(Given exercise): Each line in the entries below that holds the string "filtra" is to be listed.

(Data lines):
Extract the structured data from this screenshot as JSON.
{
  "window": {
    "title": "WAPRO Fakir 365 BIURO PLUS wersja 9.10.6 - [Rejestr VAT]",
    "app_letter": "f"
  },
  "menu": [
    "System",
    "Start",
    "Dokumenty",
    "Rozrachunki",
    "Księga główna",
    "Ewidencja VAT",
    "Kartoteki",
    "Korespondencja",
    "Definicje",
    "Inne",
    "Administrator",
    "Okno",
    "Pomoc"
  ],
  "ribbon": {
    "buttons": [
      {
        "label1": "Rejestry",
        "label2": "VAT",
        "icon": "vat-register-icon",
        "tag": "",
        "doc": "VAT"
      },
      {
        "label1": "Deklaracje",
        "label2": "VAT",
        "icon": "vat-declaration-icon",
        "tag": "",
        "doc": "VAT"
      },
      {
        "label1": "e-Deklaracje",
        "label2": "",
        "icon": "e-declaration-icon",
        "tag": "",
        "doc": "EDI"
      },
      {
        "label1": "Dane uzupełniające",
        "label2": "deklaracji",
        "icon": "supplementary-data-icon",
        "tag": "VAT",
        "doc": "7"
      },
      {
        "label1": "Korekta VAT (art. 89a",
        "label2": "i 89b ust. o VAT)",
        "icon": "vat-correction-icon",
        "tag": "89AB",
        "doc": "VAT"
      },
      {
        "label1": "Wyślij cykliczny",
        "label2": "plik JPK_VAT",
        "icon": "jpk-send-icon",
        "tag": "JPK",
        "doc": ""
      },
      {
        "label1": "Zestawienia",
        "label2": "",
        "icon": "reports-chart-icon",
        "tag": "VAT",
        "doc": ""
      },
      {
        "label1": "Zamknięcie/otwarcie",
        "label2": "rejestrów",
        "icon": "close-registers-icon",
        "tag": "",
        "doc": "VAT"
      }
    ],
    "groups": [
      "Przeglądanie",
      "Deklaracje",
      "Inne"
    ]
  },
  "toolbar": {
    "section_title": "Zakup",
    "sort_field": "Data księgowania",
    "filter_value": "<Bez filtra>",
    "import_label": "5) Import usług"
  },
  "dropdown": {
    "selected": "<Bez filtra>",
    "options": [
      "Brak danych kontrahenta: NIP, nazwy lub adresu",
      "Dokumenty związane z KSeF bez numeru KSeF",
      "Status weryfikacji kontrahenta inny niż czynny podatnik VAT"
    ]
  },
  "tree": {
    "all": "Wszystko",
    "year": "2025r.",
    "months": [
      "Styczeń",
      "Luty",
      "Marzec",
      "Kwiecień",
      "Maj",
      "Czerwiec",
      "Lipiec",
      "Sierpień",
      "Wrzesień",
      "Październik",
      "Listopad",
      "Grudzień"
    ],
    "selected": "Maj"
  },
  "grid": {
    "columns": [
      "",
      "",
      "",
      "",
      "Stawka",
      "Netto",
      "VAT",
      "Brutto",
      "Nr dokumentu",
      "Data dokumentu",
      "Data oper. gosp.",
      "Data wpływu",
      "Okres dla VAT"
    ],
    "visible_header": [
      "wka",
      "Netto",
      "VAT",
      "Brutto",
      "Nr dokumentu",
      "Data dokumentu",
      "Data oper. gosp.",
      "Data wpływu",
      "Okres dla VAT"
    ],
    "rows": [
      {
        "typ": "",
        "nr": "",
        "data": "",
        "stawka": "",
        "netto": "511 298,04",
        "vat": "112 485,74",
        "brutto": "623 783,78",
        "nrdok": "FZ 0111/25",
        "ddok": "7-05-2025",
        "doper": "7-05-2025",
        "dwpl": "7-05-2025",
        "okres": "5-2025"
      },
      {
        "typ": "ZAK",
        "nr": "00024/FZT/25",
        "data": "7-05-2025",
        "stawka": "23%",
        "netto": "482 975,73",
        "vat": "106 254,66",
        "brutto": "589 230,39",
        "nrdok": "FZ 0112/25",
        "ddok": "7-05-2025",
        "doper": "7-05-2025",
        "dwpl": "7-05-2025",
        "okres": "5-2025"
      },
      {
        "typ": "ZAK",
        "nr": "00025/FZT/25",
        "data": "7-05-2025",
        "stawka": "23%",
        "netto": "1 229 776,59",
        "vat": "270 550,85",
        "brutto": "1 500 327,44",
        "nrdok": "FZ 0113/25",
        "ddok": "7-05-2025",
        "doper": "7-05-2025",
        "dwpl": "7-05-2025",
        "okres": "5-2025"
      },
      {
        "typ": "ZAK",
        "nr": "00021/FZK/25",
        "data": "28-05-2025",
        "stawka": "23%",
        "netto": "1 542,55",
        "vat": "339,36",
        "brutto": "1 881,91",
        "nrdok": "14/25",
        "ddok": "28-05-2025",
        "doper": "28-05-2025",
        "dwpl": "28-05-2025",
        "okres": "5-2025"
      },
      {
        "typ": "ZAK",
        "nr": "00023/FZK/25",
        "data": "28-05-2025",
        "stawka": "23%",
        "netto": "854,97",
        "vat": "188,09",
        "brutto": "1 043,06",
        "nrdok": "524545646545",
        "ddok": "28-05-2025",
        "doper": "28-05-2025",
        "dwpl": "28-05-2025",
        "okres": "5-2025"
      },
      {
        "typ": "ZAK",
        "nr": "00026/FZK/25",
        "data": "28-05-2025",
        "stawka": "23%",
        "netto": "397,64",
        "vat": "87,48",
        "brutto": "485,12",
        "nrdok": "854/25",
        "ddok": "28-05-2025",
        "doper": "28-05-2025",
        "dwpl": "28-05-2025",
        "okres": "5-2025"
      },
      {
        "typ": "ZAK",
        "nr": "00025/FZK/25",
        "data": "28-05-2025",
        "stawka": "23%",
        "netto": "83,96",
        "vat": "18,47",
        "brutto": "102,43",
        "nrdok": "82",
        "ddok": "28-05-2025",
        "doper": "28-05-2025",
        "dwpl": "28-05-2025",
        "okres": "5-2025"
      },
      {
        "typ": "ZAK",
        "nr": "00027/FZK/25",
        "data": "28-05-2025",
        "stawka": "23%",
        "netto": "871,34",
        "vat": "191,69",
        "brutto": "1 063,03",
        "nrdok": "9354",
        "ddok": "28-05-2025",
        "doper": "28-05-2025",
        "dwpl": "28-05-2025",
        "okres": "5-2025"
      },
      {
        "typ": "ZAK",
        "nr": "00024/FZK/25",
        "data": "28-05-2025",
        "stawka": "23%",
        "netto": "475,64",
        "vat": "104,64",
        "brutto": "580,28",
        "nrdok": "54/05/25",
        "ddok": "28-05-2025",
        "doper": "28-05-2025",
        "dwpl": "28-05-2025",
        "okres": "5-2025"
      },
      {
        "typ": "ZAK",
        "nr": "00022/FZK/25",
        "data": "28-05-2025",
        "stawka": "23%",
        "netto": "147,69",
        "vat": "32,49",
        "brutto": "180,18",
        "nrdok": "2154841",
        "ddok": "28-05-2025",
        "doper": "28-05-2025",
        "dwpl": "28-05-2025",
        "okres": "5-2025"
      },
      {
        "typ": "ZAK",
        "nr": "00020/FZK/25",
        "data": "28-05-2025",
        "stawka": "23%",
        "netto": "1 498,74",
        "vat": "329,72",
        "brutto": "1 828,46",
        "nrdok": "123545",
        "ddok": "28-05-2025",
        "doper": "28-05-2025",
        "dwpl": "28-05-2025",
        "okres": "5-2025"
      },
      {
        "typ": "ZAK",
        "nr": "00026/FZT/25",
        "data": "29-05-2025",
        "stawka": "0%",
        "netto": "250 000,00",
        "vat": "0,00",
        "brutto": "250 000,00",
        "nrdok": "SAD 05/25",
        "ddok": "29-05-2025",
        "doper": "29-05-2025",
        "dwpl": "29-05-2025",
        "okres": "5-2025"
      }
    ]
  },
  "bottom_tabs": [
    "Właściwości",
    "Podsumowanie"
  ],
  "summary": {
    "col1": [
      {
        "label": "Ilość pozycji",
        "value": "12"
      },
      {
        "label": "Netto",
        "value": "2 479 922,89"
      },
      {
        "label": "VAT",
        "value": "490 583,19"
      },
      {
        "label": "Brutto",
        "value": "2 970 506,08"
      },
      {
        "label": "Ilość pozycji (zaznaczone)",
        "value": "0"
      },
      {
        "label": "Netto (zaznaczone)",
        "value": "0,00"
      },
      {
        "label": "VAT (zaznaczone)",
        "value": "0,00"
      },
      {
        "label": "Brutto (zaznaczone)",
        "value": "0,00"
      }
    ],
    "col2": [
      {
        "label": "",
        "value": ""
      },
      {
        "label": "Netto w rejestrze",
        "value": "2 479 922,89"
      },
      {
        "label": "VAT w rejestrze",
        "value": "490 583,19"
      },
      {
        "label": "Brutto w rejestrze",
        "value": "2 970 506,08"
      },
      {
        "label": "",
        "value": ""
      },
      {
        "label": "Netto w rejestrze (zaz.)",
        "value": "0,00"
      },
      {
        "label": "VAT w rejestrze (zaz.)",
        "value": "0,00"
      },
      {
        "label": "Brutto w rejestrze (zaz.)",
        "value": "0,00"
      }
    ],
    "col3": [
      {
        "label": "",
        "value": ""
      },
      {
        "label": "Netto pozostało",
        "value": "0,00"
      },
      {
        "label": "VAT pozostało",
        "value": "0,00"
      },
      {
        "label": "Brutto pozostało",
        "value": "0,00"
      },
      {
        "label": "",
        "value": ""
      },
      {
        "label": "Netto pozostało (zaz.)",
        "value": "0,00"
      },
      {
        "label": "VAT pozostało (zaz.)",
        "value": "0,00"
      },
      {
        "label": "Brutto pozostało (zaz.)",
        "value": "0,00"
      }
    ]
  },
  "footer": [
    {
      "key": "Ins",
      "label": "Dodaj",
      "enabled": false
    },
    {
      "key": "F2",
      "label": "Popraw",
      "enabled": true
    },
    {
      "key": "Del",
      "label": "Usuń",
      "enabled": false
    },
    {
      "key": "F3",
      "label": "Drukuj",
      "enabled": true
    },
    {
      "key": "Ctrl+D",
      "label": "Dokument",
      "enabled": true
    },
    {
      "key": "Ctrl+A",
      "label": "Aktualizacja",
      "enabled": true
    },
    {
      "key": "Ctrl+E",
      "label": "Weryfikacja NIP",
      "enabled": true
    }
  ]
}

(Solution to this problem):
    "filter_value": "<Bez filtra>",
    "selected": "<Bez filtra>",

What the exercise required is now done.